--- Goal of the exercise ---
Pick out the lines containing "name".

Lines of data
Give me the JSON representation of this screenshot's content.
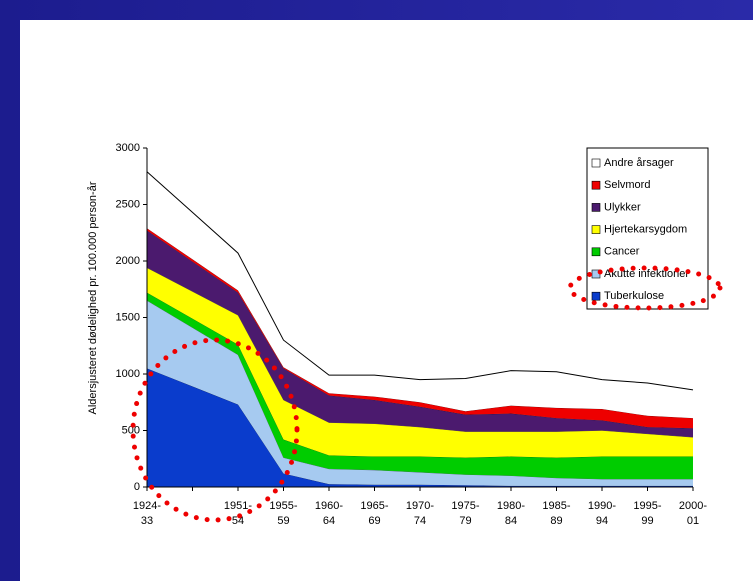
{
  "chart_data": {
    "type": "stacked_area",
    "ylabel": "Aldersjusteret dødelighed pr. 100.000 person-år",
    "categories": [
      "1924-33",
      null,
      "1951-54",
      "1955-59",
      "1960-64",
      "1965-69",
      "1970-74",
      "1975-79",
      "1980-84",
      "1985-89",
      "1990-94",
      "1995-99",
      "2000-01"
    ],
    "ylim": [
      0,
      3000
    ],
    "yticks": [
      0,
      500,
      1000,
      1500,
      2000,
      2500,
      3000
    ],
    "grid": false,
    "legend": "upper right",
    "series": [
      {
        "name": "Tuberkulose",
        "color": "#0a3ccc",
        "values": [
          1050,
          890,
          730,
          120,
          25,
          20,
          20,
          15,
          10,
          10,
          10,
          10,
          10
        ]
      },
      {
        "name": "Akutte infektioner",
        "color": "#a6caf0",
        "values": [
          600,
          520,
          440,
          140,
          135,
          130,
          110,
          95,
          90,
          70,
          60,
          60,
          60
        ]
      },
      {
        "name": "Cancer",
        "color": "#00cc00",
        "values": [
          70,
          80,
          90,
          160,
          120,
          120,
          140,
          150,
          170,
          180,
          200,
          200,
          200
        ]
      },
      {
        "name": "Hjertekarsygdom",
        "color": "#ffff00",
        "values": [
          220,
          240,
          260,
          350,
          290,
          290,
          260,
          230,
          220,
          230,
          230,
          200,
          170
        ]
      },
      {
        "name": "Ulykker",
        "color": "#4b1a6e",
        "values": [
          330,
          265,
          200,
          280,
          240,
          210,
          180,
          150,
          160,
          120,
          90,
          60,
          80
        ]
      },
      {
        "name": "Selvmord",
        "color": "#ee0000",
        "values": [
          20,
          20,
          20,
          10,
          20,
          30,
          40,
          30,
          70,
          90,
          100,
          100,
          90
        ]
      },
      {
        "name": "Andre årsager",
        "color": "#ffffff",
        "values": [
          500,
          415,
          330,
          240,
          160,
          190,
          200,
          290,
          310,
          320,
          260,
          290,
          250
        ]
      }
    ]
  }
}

--- Response to this exercise ---
        "name": "Tuberkulose",
        "name": "Akutte infektioner",
        "name": "Cancer",
        "name": "Hjertekarsygdom",
        "name": "Ulykker",
        "name": "Selvmord",
        "name": "Andre årsager",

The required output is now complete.